Write out every record below exactly as it appears.

--------------------------------

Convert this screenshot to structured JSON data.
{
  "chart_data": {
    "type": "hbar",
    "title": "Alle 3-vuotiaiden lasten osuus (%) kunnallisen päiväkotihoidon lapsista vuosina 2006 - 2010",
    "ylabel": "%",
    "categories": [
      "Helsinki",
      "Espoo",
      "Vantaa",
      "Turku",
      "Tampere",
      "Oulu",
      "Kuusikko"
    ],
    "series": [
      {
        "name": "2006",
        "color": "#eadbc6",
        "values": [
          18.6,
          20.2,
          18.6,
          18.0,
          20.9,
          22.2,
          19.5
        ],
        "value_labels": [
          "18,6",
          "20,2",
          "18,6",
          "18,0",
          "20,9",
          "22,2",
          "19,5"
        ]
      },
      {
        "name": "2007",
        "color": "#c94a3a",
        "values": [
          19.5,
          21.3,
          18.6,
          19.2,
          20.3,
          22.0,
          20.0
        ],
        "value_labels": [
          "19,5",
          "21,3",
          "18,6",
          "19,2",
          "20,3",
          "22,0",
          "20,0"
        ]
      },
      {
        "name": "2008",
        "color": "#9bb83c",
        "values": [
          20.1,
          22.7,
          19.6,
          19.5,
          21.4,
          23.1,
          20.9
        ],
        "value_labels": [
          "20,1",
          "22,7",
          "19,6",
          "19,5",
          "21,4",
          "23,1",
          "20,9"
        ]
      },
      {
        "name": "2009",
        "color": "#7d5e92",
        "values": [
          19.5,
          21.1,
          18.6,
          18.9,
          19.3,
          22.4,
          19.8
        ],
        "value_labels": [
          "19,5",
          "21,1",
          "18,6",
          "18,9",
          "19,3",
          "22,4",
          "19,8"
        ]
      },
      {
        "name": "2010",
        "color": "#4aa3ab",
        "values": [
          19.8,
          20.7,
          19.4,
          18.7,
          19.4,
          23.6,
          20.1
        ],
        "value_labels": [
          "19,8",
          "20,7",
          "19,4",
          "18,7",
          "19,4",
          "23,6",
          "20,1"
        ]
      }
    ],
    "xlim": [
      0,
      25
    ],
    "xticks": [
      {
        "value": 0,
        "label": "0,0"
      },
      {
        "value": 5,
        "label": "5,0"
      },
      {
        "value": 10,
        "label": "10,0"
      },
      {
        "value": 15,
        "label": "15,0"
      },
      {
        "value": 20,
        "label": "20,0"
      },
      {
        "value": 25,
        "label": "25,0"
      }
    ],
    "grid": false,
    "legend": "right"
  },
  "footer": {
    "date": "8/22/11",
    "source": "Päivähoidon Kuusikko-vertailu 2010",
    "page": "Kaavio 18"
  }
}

--------------------------------

> **SOLUTION TO THIS TASK**:
Convert this screenshot to structured JSON data.
{
  "chart_data": {
    "type": "hbar",
    "title": "Alle 3-vuotiaiden lasten osuus (%) kunnallisen päiväkotihoidon lapsista vuosina 2006 - 2010",
    "ylabel": "%",
    "categories": [
      "Helsinki",
      "Espoo",
      "Vantaa",
      "Turku",
      "Tampere",
      "Oulu",
      "Kuusikko"
    ],
    "series": [
      {
        "name": "2006",
        "color": "#eadbc6",
        "values": [
          18.6,
          20.2,
          18.6,
          18.0,
          20.9,
          22.2,
          19.5
        ],
        "value_labels": [
          "18,6",
          "20,2",
          "18,6",
          "18,0",
          "20,9",
          "22,2",
          "19,5"
        ]
      },
      {
        "name": "2007",
        "color": "#c94a3a",
        "values": [
          19.5,
          21.3,
          18.6,
          19.2,
          20.3,
          22.0,
          20.0
        ],
        "value_labels": [
          "19,5",
          "21,3",
          "18,6",
          "19,2",
          "20,3",
          "22,0",
          "20,0"
        ]
      },
      {
        "name": "2008",
        "color": "#9bb83c",
        "values": [
          20.1,
          22.7,
          19.6,
          19.5,
          21.4,
          23.1,
          20.9
        ],
        "value_labels": [
          "20,1",
          "22,7",
          "19,6",
          "19,5",
          "21,4",
          "23,1",
          "20,9"
        ]
      },
      {
        "name": "2009",
        "color": "#7d5e92",
        "values": [
          19.5,
          21.1,
          18.6,
          18.9,
          19.3,
          22.4,
          19.8
        ],
        "value_labels": [
          "19,5",
          "21,1",
          "18,6",
          "18,9",
          "19,3",
          "22,4",
          "19,8"
        ]
      },
      {
        "name": "2010",
        "color": "#4aa3ab",
        "values": [
          19.8,
          20.7,
          19.4,
          18.7,
          19.4,
          23.6,
          20.1
        ],
        "value_labels": [
          "19,8",
          "20,7",
          "19,4",
          "18,7",
          "19,4",
          "23,6",
          "20,1"
        ]
      }
    ],
    "xlim": [
      0,
      25
    ],
    "xticks": [
      {
        "value": 0,
        "label": "0,0"
      },
      {
        "value": 5,
        "label": "5,0"
      },
      {
        "value": 10,
        "label": "10,0"
      },
      {
        "value": 15,
        "label": "15,0"
      },
      {
        "value": 20,
        "label": "20,0"
      },
      {
        "value": 25,
        "label": "25,0"
      }
    ],
    "grid": false,
    "legend": "right"
  },
  "footer": {
    "date": "8/22/11",
    "source": "Päivähoidon Kuusikko-vertailu 2010",
    "page": "Kaavio 18"
  }
}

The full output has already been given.